Secondo i più recenti dati Istat il 72% degli italiani non è mai entrato in un museo o in una mostra nell’ultimo anno. Questo semplice dato, commentato da Ledo Prato (presidente dell’associazione Mecenate 90) in occasione di TTG Incontri, conferma la debolezza del nostro patrimonio culturale – un immenso tesoro che continua a rimanere parzialmente nascosto. Un bacino di ricchezze non ancora adeguatamente valorizzato e che, soprattutto, non comunica o comunica ancora troppo poco.
I musei, come tutti sappiamo, non sono soltanto le sedi che accolgono e conservano le opere d’arte, ma hanno, nell’insieme delle funzioni che svolgono, un valore educativo fondante che si traduce nella capacità di rendere i beni accessibili a chiunque. Rendere fruibile un’opera, però, non vuol dire necessariamente renderla comprensibile ai più. Qui entra in gioco la didattica dell’arte. Intendendo con essa l’insieme di strumenti e metodologie finalizzati al raggiungimento dell’obiettivo appena esposto.
C’era una volta la “didattica dell’arte”

::::::::

• _Elenco attività_:
#1 Elenca tutti i nomi propri di persone, enti ed eventi che compaiono nel brano sui musei.
#2 Rispondi a queste domande sul brano sui musei:
(a) Secondo i dati Istat, quale percentuale di italiani non è mai entrata in un museo o in una mostra nell'ultimo anno?
(b) Quale carica ricopre Ledo Prato?
(c) In che cosa si traduce il valore educativo fondante dei musei?
#3 Riscrivi il passaggio del brano sui musei che comincia con "Secondo i più" e termina con "ancora troppo poco.", scambiando "museo" con "teatro".
I dati riportati qui di seguito provengono da una fonte diversa.

• _Dati estratti_:
::::::::

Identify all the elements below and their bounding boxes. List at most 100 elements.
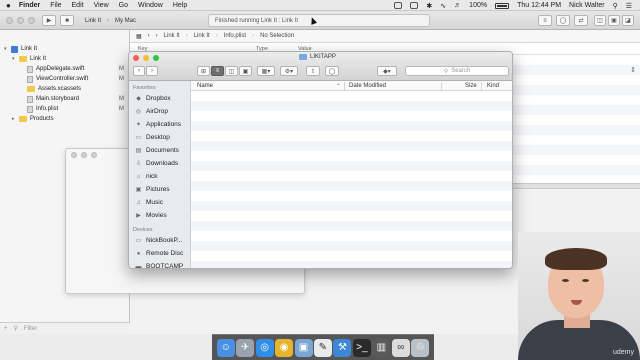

::::::::

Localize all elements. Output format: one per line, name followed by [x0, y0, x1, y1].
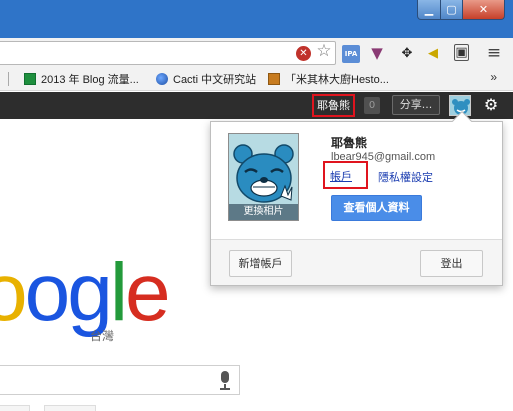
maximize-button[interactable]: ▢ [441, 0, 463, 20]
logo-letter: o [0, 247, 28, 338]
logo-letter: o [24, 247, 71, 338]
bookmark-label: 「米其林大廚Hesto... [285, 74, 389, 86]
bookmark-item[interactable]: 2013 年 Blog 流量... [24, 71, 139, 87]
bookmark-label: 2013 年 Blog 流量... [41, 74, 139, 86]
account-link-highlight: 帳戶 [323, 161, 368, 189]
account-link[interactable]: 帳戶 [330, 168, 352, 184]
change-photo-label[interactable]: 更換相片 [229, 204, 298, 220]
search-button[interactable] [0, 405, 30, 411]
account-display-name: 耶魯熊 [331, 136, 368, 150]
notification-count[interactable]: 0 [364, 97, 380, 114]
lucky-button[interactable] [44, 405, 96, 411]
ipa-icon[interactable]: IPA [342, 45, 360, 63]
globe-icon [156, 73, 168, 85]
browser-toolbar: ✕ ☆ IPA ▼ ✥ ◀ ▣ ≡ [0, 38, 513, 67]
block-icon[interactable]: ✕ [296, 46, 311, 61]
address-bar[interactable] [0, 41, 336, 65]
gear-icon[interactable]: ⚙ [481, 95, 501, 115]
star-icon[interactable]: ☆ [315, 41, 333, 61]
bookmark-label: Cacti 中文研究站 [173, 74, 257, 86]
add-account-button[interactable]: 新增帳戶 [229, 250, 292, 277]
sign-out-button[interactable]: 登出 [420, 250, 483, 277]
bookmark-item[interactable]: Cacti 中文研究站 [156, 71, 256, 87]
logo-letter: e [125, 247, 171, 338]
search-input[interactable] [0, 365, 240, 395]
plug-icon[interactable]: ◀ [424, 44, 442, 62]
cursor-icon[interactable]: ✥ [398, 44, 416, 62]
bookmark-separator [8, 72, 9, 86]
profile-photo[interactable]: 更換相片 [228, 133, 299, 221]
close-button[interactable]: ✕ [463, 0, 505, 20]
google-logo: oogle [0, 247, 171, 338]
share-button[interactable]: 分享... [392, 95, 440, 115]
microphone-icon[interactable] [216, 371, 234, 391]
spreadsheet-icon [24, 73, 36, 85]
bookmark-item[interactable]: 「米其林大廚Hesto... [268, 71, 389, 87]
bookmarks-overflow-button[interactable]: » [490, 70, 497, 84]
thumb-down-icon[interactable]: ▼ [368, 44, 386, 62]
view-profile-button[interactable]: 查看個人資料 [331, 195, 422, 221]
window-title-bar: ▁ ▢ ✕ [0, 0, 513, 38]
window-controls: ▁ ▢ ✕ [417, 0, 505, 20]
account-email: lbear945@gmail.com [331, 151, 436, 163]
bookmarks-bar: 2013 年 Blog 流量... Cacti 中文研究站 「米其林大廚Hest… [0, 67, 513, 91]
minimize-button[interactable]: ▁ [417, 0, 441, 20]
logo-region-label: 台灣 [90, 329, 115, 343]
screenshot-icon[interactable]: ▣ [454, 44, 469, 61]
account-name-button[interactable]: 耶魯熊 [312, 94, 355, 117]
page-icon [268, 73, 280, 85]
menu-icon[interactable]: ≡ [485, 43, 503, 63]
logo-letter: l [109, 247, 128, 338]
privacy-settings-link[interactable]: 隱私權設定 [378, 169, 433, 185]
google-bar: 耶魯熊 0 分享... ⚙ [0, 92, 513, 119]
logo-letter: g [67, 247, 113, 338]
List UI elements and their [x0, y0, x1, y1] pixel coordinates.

::::::::

• _Elenco risposte_:
#1
Istat
Ledo Prato
Mecenate 90
TTG Incontri

#2
(a) Il 72%.
(b) È presidente dell'associazione Mecenate 90.
(c) Nella capacità di rendere i beni accessibili a chiunque.

#3
Secondo i più recenti dati Istat il 72% degli italiani non è mai entrato in un teatro o in una mostra nell’ultimo anno. Questo semplice dato, commentato da Ledo Prato (presidente dell’associazione Mecenate 90) in occasione di TTG Incontri, conferma la debolezza del nostro patrimonio culturale – un immenso tesoro che continua a rimanere parzialmente nascosto. Un bacino di ricchezze non ancora adeguatamente valorizzato e che, soprattutto, non comunica o comunica ancora troppo poco.